(Data listing)
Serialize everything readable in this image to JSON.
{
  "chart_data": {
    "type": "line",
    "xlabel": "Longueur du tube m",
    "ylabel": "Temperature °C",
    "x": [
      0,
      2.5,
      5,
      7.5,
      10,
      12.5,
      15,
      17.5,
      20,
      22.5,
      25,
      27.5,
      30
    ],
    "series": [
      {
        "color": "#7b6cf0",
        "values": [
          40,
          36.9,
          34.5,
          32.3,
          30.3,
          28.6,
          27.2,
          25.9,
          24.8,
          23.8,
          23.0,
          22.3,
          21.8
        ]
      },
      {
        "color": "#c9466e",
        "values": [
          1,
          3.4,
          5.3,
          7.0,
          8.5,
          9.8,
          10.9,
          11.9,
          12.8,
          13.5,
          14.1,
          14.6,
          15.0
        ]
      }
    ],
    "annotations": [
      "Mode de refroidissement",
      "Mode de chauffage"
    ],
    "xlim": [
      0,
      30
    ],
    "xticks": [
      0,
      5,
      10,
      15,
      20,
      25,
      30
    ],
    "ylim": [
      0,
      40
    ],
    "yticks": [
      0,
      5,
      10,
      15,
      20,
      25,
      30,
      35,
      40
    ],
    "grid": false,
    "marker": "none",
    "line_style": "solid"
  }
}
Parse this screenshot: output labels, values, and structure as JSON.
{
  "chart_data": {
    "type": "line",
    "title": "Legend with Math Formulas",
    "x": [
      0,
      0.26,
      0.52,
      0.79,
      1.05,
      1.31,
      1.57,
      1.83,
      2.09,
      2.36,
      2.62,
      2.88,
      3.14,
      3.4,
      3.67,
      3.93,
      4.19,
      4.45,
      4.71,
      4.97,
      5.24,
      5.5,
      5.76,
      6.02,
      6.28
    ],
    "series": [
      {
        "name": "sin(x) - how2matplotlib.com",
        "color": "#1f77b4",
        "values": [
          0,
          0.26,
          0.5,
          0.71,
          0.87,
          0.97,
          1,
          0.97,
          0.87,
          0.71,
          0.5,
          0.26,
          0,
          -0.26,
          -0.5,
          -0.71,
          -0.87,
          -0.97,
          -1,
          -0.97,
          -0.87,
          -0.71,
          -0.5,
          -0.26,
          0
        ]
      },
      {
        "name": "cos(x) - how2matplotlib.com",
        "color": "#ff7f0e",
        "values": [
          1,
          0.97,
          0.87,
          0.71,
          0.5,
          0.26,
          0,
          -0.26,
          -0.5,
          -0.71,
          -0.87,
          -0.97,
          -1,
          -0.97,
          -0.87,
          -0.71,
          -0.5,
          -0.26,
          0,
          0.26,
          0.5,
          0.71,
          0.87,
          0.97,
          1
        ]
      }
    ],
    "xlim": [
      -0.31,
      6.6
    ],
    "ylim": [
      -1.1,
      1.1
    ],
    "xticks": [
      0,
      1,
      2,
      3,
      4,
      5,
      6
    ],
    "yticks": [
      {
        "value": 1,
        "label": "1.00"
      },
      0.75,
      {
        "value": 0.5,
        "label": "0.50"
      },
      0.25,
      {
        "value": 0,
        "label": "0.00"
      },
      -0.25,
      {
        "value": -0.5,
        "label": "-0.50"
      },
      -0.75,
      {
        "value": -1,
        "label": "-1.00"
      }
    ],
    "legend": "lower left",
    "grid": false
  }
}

**Exercise:** Output the records exactly, including every line.

**Correct output:**
Serialize everything readable in this image to JSON.
{
  "chart_data": {
    "type": "line",
    "xlabel": "Longueur du tube m",
    "ylabel": "Temperature °C",
    "x": [
      0,
      2.5,
      5,
      7.5,
      10,
      12.5,
      15,
      17.5,
      20,
      22.5,
      25,
      27.5,
      30
    ],
    "series": [
      {
        "color": "#7b6cf0",
        "values": [
          40,
          36.9,
          34.5,
          32.3,
          30.3,
          28.6,
          27.2,
          25.9,
          24.8,
          23.8,
          23.0,
          22.3,
          21.8
        ]
      },
      {
        "color": "#c9466e",
        "values": [
          1,
          3.4,
          5.3,
          7.0,
          8.5,
          9.8,
          10.9,
          11.9,
          12.8,
          13.5,
          14.1,
          14.6,
          15.0
        ]
      }
    ],
    "annotations": [
      "Mode de refroidissement",
      "Mode de chauffage"
    ],
    "xlim": [
      0,
      30
    ],
    "xticks": [
      0,
      5,
      10,
      15,
      20,
      25,
      30
    ],
    "ylim": [
      0,
      40
    ],
    "yticks": [
      0,
      5,
      10,
      15,
      20,
      25,
      30,
      35,
      40
    ],
    "grid": false,
    "marker": "none",
    "line_style": "solid"
  }
}
Parse this screenshot: output labels, values, and structure as JSON.
{
  "chart_data": {
    "type": "line",
    "title": "Legend with Math Formulas",
    "x": [
      0,
      0.26,
      0.52,
      0.79,
      1.05,
      1.31,
      1.57,
      1.83,
      2.09,
      2.36,
      2.62,
      2.88,
      3.14,
      3.4,
      3.67,
      3.93,
      4.19,
      4.45,
      4.71,
      4.97,
      5.24,
      5.5,
      5.76,
      6.02,
      6.28
    ],
    "series": [
      {
        "name": "sin(x) - how2matplotlib.com",
        "color": "#1f77b4",
        "values": [
          0,
          0.26,
          0.5,
          0.71,
          0.87,
          0.97,
          1,
          0.97,
          0.87,
          0.71,
          0.5,
          0.26,
          0,
          -0.26,
          -0.5,
          -0.71,
          -0.87,
          -0.97,
          -1,
          -0.97,
          -0.87,
          -0.71,
          -0.5,
          -0.26,
          0
        ]
      },
      {
        "name": "cos(x) - how2matplotlib.com",
        "color": "#ff7f0e",
        "values": [
          1,
          0.97,
          0.87,
          0.71,
          0.5,
          0.26,
          0,
          -0.26,
          -0.5,
          -0.71,
          -0.87,
          -0.97,
          -1,
          -0.97,
          -0.87,
          -0.71,
          -0.5,
          -0.26,
          0,
          0.26,
          0.5,
          0.71,
          0.87,
          0.97,
          1
        ]
      }
    ],
    "xlim": [
      -0.31,
      6.6
    ],
    "ylim": [
      -1.1,
      1.1
    ],
    "xticks": [
      0,
      1,
      2,
      3,
      4,
      5,
      6
    ],
    "yticks": [
      {
        "value": 1,
        "label": "1.00"
      },
      0.75,
      {
        "value": 0.5,
        "label": "0.50"
      },
      0.25,
      {
        "value": 0,
        "label": "0.00"
      },
      -0.25,
      {
        "value": -0.5,
        "label": "-0.50"
      },
      -0.75,
      {
        "value": -1,
        "label": "-1.00"
      }
    ],
    "legend": "lower left",
    "grid": false
  }
}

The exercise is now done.